<<<<

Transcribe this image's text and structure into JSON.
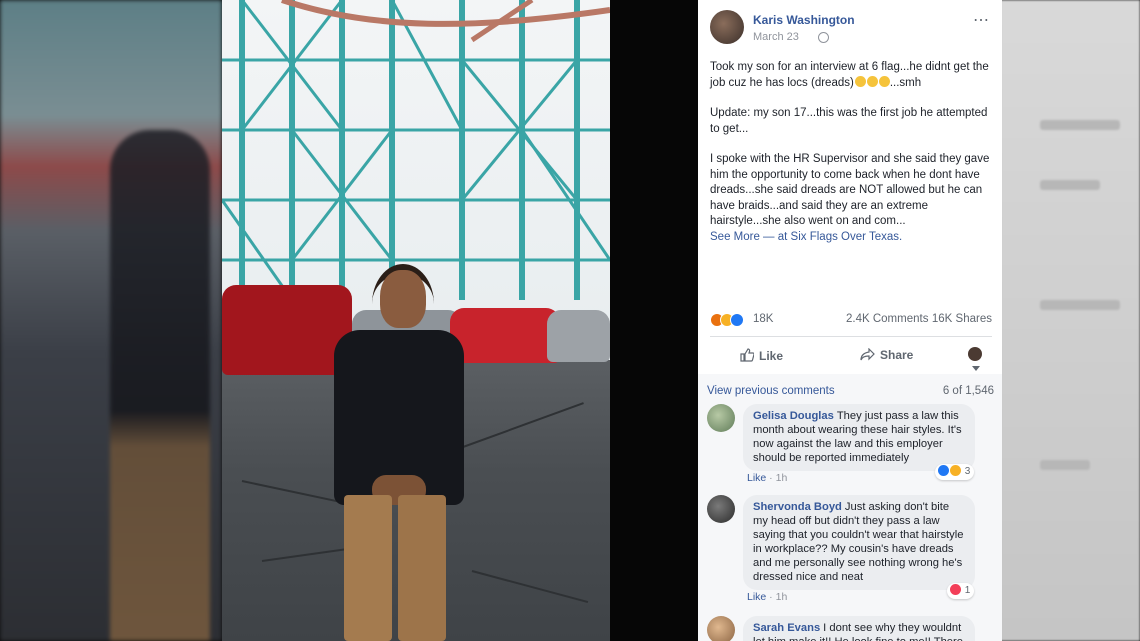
{
  "post": {
    "author": "Karis Washington",
    "date": "March 23",
    "more_icon": "⋯",
    "paragraphs": [
      "Took my son for an interview at 6 flag...he didnt get the job cuz he has locs (dreads)",
      "Update: my son 17...this was the first job he attempted to get...",
      "I spoke with the HR Supervisor and she said they gave him the opportunity to come back when he dont have dreads...she said dreads are NOT allowed but he can have braids...and said they are an extreme hairstyle...she also went on and com..."
    ],
    "p1_suffix": "...smh",
    "see_more": "See More",
    "location_prefix": " — at ",
    "location": "Six Flags Over Texas",
    "location_suffix": "."
  },
  "stats": {
    "reactions": "18K",
    "comments": "2.4K Comments",
    "shares": "16K Shares"
  },
  "actions": {
    "like": "Like",
    "share": "Share"
  },
  "comments_section": {
    "view_previous": "View previous comments",
    "count": "6 of 1,546",
    "items": [
      {
        "name": "Gelisa Douglas",
        "text": "They just pass a law this month about wearing these hair styles. It's now against the law and this employer should be reported immediately",
        "like": "Like",
        "sep": " · ",
        "time": "1h",
        "reactions": "3"
      },
      {
        "name": "Shervonda Boyd",
        "text": "Just asking don't bite my head off but didn't they pass a law saying that you couldn't wear that hairstyle in workplace?? My cousin's have dreads and me personally see nothing wrong he's dressed nice and neat",
        "like": "Like",
        "sep": " · ",
        "time": "1h",
        "reactions": "1"
      },
      {
        "name": "Sarah Evans",
        "text": "I dont see why they wouldnt let him make it!! He look fine to me!! There"
      }
    ]
  },
  "colors": {
    "link": "#365899",
    "ride_structure": "#3aa5a6",
    "car_red": "#a2161d"
  }
}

>>>>

DIRECTION: Drop the pictures and reproduce the rest of the entries above exactly.

COMPLETE OUTPUT:
Transcribe this image's text and structure into JSON.
{
  "post": {
    "author": "Karis Washington",
    "date": "March 23",
    "more_icon": "⋯",
    "paragraphs": [
      "Took my son for an interview at 6 flag...he didnt get the job cuz he has locs (dreads)",
      "Update: my son 17...this was the first job he attempted to get...",
      "I spoke with the HR Supervisor and she said they gave him the opportunity to come back when he dont have dreads...she said dreads are NOT allowed but he can have braids...and said they are an extreme hairstyle...she also went on and com..."
    ],
    "p1_suffix": "...smh",
    "see_more": "See More",
    "location_prefix": " — at ",
    "location": "Six Flags Over Texas",
    "location_suffix": "."
  },
  "stats": {
    "reactions": "18K",
    "comments": "2.4K Comments",
    "shares": "16K Shares"
  },
  "actions": {
    "like": "Like",
    "share": "Share"
  },
  "comments_section": {
    "view_previous": "View previous comments",
    "count": "6 of 1,546",
    "items": [
      {
        "name": "Gelisa Douglas",
        "text": "They just pass a law this month about wearing these hair styles. It's now against the law and this employer should be reported immediately",
        "like": "Like",
        "sep": " · ",
        "time": "1h",
        "reactions": "3"
      },
      {
        "name": "Shervonda Boyd",
        "text": "Just asking don't bite my head off but didn't they pass a law saying that you couldn't wear that hairstyle in workplace?? My cousin's have dreads and me personally see nothing wrong he's dressed nice and neat",
        "like": "Like",
        "sep": " · ",
        "time": "1h",
        "reactions": "1"
      },
      {
        "name": "Sarah Evans",
        "text": "I dont see why they wouldnt let him make it!! He look fine to me!! There"
      }
    ]
  },
  "colors": {
    "link": "#365899",
    "ride_structure": "#3aa5a6",
    "car_red": "#a2161d"
  }
}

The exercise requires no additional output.